(WHAT TO PRODUCE): Copy out every line in the entries below that includes "JSON".

(PROVIDED DATA):
□ □ □ □ □
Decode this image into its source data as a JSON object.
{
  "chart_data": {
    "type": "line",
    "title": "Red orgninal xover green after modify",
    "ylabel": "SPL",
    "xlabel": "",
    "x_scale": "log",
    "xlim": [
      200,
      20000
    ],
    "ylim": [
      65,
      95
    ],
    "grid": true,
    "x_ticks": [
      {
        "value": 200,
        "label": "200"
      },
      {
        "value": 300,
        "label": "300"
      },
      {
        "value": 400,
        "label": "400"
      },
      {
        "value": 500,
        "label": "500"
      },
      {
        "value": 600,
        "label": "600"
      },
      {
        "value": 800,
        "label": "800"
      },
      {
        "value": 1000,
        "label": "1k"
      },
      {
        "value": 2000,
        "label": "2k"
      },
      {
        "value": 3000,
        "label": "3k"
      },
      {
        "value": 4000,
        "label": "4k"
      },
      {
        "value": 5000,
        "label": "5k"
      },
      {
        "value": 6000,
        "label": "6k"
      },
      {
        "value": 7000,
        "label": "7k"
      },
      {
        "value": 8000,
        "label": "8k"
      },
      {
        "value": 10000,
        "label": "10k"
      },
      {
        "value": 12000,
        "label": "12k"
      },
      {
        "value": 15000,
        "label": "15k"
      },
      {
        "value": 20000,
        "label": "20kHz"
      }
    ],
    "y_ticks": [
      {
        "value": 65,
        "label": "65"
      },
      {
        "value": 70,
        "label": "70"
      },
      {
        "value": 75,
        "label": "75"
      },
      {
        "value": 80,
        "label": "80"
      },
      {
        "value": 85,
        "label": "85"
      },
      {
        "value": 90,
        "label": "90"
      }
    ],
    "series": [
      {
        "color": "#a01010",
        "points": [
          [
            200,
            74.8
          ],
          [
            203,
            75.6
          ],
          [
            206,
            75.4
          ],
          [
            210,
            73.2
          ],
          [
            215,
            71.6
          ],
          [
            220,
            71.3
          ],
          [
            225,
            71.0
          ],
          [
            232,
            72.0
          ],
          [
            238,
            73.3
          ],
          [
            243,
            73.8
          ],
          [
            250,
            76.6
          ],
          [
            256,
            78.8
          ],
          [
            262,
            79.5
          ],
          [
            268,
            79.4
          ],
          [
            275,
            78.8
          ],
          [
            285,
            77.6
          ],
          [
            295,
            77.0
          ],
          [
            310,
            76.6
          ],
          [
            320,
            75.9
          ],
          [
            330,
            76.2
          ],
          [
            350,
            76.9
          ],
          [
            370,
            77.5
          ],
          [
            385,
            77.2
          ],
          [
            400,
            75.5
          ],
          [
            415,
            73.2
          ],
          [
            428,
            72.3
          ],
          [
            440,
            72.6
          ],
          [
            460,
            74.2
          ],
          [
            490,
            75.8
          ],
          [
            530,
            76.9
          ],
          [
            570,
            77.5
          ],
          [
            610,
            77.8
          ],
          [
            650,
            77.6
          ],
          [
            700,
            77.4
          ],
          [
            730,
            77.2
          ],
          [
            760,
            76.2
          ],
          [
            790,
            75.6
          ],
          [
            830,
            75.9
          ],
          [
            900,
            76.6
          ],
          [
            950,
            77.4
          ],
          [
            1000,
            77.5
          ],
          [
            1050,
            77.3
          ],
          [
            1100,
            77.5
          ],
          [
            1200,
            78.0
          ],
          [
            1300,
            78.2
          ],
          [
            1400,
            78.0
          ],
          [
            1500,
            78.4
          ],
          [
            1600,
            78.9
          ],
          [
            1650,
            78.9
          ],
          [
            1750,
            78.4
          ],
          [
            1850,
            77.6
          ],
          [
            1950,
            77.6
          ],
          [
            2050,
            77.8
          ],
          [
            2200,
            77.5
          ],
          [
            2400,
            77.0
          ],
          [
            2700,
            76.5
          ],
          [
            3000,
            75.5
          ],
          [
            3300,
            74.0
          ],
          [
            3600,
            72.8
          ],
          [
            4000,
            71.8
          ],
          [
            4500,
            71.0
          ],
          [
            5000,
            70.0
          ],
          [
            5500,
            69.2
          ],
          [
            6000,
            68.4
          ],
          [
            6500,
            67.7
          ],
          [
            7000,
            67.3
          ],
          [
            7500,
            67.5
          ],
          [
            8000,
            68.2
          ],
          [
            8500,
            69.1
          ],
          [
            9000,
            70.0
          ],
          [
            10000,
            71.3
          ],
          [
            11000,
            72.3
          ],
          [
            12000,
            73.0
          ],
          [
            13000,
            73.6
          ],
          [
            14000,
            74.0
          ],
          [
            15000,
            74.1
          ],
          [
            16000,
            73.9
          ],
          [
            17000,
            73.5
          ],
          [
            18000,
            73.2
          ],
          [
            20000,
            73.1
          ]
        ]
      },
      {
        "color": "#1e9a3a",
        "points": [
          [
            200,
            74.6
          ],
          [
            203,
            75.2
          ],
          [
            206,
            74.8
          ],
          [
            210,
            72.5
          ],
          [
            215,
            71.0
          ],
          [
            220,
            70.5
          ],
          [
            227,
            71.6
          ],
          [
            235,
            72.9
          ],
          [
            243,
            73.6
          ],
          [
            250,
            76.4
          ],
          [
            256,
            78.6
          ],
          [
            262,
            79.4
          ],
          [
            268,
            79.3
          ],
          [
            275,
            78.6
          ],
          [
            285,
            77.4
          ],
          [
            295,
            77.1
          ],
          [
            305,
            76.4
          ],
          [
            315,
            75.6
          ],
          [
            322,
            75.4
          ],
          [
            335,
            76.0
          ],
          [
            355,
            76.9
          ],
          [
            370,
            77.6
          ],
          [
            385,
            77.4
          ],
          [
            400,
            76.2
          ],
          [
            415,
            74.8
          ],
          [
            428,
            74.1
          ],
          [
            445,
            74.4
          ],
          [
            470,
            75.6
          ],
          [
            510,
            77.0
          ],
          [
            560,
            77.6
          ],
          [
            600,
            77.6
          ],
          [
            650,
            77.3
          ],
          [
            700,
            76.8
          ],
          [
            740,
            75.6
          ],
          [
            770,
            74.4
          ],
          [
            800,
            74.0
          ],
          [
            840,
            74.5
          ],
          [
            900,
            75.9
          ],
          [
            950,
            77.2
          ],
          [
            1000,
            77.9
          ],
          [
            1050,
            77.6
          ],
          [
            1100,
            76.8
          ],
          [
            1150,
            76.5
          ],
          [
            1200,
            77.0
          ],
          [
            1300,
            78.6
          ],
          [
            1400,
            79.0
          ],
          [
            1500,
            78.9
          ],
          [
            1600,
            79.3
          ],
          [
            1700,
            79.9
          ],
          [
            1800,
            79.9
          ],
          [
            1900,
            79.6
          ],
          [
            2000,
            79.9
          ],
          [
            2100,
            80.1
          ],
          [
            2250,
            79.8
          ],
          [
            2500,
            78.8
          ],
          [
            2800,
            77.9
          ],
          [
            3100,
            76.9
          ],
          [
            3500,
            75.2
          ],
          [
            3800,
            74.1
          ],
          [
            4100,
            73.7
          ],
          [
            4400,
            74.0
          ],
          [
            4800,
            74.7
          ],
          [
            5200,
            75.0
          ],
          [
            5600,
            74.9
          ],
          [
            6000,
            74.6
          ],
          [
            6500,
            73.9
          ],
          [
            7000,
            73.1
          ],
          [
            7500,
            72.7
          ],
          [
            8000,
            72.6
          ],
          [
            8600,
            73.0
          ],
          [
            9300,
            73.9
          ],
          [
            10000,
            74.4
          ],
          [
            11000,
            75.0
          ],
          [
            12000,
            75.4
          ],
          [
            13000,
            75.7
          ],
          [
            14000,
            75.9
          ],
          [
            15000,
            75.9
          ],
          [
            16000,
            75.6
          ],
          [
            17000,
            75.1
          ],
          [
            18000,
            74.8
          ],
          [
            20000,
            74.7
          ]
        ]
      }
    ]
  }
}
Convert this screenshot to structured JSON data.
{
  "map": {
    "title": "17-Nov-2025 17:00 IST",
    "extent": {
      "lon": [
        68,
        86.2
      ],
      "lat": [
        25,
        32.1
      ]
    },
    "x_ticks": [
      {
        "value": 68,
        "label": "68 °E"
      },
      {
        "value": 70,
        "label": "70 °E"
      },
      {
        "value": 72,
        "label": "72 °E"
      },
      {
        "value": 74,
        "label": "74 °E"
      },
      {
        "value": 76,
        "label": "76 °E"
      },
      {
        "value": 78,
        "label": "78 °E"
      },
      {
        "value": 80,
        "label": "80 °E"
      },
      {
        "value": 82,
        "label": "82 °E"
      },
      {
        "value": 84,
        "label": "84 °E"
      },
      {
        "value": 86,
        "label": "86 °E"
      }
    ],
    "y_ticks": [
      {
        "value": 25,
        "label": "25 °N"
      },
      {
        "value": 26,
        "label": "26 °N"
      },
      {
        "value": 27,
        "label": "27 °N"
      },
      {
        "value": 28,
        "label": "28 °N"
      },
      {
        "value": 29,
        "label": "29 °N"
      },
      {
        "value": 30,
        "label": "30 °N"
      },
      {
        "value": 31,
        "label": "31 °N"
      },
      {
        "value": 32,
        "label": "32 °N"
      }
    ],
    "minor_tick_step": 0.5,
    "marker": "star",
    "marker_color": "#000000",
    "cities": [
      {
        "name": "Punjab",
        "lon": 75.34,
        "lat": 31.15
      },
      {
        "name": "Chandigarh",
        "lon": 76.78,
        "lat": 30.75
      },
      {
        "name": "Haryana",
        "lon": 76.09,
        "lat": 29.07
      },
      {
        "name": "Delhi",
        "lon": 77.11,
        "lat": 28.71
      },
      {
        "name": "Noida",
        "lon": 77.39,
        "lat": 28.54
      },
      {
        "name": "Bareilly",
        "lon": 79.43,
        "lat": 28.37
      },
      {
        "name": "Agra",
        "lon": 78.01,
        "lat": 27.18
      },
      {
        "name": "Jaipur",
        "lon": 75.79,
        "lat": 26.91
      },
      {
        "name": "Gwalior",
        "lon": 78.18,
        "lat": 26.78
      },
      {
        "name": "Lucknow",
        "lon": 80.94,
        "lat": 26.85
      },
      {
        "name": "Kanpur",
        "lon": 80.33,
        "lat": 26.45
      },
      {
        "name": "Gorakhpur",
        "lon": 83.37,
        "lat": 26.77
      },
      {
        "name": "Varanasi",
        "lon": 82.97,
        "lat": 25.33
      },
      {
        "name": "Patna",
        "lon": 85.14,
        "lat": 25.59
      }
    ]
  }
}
□ □ □ □ □
(FULL SOLUTION):
Decode this image into its source data as a JSON object.
Convert this screenshot to structured JSON data.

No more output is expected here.